--- Materials provided ---

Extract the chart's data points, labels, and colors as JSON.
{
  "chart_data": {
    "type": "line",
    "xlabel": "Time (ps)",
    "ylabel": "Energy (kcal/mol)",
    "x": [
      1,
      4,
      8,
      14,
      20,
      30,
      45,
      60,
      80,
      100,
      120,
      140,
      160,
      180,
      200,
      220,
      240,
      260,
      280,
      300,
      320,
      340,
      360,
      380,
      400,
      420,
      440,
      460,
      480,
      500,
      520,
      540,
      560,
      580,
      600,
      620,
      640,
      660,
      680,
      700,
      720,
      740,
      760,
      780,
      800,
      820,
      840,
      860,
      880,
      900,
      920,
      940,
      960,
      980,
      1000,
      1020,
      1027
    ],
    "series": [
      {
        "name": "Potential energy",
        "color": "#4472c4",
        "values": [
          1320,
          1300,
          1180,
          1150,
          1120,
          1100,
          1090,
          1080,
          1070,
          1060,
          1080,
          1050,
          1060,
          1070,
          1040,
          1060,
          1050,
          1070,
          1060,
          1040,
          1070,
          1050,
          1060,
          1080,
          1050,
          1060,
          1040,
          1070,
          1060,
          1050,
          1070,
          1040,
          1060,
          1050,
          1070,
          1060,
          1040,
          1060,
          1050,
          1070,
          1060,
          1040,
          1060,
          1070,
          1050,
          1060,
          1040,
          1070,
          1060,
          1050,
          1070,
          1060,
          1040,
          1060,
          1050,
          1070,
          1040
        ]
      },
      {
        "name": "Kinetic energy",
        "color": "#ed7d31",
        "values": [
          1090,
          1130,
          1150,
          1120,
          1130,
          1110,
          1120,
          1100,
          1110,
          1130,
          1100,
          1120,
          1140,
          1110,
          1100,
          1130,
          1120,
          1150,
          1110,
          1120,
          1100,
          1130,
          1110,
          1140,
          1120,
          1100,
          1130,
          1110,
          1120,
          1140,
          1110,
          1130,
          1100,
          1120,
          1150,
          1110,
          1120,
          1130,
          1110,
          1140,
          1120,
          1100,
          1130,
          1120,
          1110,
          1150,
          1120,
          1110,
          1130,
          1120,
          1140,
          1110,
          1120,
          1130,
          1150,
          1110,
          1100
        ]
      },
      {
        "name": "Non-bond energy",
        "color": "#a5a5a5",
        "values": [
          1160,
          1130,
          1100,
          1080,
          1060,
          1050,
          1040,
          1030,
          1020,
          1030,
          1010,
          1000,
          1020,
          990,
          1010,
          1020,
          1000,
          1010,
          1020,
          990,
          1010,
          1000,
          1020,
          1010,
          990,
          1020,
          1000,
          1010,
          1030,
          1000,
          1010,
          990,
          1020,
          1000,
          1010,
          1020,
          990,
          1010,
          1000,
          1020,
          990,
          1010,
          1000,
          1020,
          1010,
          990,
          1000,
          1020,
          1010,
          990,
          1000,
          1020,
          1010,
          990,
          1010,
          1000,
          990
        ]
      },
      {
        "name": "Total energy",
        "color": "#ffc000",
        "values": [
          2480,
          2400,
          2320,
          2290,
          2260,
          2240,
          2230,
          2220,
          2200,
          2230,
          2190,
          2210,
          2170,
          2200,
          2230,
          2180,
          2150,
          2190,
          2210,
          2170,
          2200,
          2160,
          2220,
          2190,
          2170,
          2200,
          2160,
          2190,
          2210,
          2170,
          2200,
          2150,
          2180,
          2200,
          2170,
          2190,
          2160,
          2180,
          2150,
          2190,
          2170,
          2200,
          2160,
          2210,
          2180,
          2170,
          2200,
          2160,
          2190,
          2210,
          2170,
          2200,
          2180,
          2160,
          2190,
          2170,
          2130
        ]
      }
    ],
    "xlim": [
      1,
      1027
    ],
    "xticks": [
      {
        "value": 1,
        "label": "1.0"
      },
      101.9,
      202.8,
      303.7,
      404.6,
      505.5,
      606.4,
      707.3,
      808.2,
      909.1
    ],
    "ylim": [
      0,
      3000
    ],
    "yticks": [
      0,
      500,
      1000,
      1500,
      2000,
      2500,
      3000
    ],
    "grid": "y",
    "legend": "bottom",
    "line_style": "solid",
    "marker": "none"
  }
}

---
--- Materials provided ---

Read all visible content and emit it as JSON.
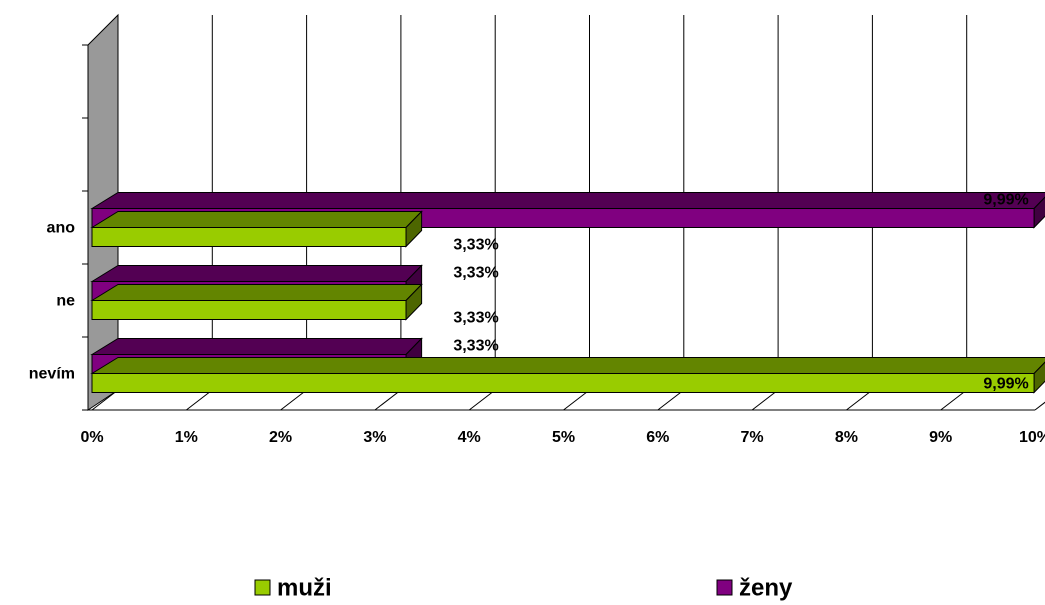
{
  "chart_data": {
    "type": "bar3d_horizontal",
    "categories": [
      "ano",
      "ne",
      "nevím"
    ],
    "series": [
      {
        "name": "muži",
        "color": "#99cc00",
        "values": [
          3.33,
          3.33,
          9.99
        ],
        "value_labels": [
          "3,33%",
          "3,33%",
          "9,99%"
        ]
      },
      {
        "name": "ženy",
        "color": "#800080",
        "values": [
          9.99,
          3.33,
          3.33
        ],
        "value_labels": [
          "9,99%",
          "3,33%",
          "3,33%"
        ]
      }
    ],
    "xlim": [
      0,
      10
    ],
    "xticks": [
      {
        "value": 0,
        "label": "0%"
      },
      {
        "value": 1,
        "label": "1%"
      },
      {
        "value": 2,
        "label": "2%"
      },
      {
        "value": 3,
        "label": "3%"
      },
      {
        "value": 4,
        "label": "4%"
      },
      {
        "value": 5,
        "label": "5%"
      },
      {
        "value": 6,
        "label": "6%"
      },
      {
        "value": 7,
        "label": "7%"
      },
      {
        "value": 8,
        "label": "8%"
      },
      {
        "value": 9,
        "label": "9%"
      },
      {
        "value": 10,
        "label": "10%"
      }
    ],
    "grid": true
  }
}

---

Task instructions: In the records above, locate the lines holding the word "JSON". Copy each of them.

Result:
Extract the chart's data points, labels, and colors as JSON.
Read all visible content and emit it as JSON.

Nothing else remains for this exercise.